▸ **WHAT YOU SHOULD DO**:
Your task is to count the lines of the entries below that include the word "icon" and to give only the resulting number.

▸ **DATA TO PROCESS**:
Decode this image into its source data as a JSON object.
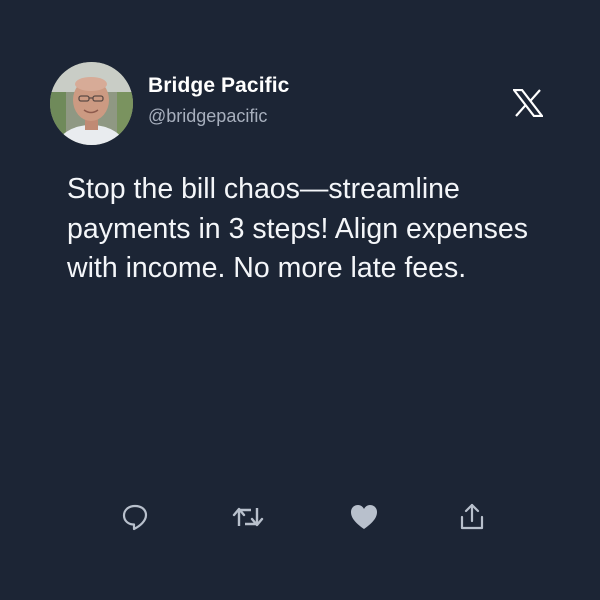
{
  "profile": {
    "name": "Bridge Pacific",
    "handle": "@bridgepacific",
    "avatar": "profile-photo"
  },
  "brand_icon": "x-logo-icon",
  "tweet": {
    "text": "Stop the bill chaos—streamline payments in 3 steps! Align expenses with income. No more late fees."
  },
  "actions": [
    {
      "name": "reply",
      "icon": "comment-icon"
    },
    {
      "name": "retweet",
      "icon": "retweet-icon"
    },
    {
      "name": "like",
      "icon": "heart-icon"
    },
    {
      "name": "share",
      "icon": "share-icon"
    }
  ],
  "colors": {
    "background": "#1c2535",
    "text": "#f4f6f9",
    "secondary_text": "#a7afbd",
    "icon": "#b8c0cc"
  }
}
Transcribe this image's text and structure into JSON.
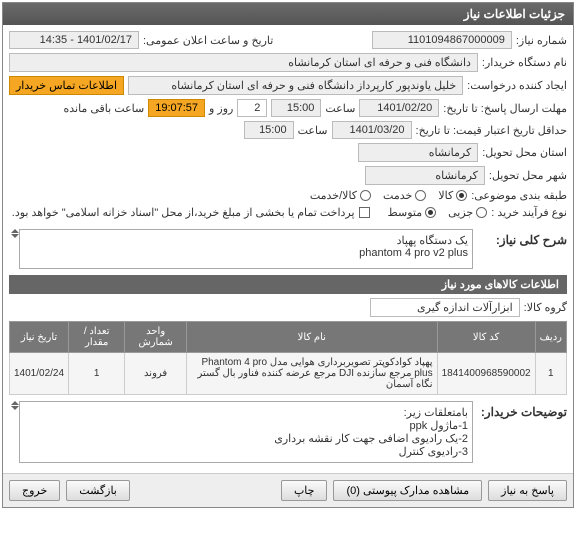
{
  "panel": {
    "title": "جزئیات اطلاعات نیاز"
  },
  "info": {
    "need_number_label": "شماره نیاز:",
    "need_number": "1101094867000009",
    "announce_label": "تاریخ و ساعت اعلان عمومی:",
    "announce_value": "1401/02/17 - 14:35",
    "buyer_name_label": "نام دستگاه خریدار:",
    "buyer_name": "دانشگاه فنی و حرفه ای استان کرمانشاه",
    "requester_label": "ایجاد کننده درخواست:",
    "requester": "خلیل یاوندپور کارپرداز دانشگاه فنی و حرفه ای استان کرمانشاه",
    "contact_btn": "اطلاعات تماس خریدار",
    "deadline_label": "مهلت ارسال پاسخ: تا تاریخ:",
    "deadline_date": "1401/02/20",
    "time_label": "ساعت",
    "deadline_time": "15:00",
    "day_label": "روز و",
    "days": "2",
    "remaining": "19:07:57",
    "remain_label": "ساعت باقی مانده",
    "valid_label": "حداقل تاریخ اعتبار قیمت: تا تاریخ:",
    "valid_date": "1401/03/20",
    "valid_time": "15:00",
    "province_label": "استان محل تحویل:",
    "province": "کرمانشاه",
    "city_label": "شهر محل تحویل:",
    "city": "کرمانشاه",
    "category_label": "طبقه بندی موضوعی:",
    "cat_goods": "کالا",
    "cat_service": "خدمت",
    "cat_goods_service": "کالا/خدمت",
    "process_label": "نوع فرآیند خرید :",
    "proc_small": "جزیی",
    "proc_medium": "متوسط",
    "note": "پرداخت تمام یا بخشی از مبلغ خرید،از محل \"اسناد خزانه اسلامی\" خواهد بود.",
    "desc_label": "شرح کلی نیاز:",
    "desc_text": "یک دستگاه پهپاد\nphantom 4 pro v2 plus"
  },
  "goods": {
    "header": "اطلاعات کالاهای مورد نیاز",
    "group_label": "گروه کالا:",
    "group_value": "ابزارآلات اندازه گیری",
    "columns": [
      "ردیف",
      "کد کالا",
      "نام کالا",
      "واحد شمارش",
      "تعداد / مقدار",
      "تاریخ نیاز"
    ],
    "rows": [
      {
        "idx": "1",
        "code": "1841400968590002",
        "name": "پهپاد کوادکوپتر تصویربرداری هوایی مدل Phantom 4 pro plus مرجع سازنده DJI مرجع عرضه کننده فناور بال گستر نگاه آسمان",
        "unit": "فروند",
        "qty": "1",
        "date": "1401/02/24"
      }
    ],
    "remarks_label": "توضیحات خریدار:",
    "remarks_text": "بامتعلقات زیر:\n1-ماژول ppk\n2-یک رادیوی اضافی جهت کار نقشه برداری\n3-رادیوی کنترل"
  },
  "buttons": {
    "reply": "پاسخ به نیاز",
    "attachments": "مشاهده مدارک پیوستی (0)",
    "print": "چاپ",
    "back": "بازگشت",
    "exit": "خروج"
  }
}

▸ **THE COMPLETED TASK**:
6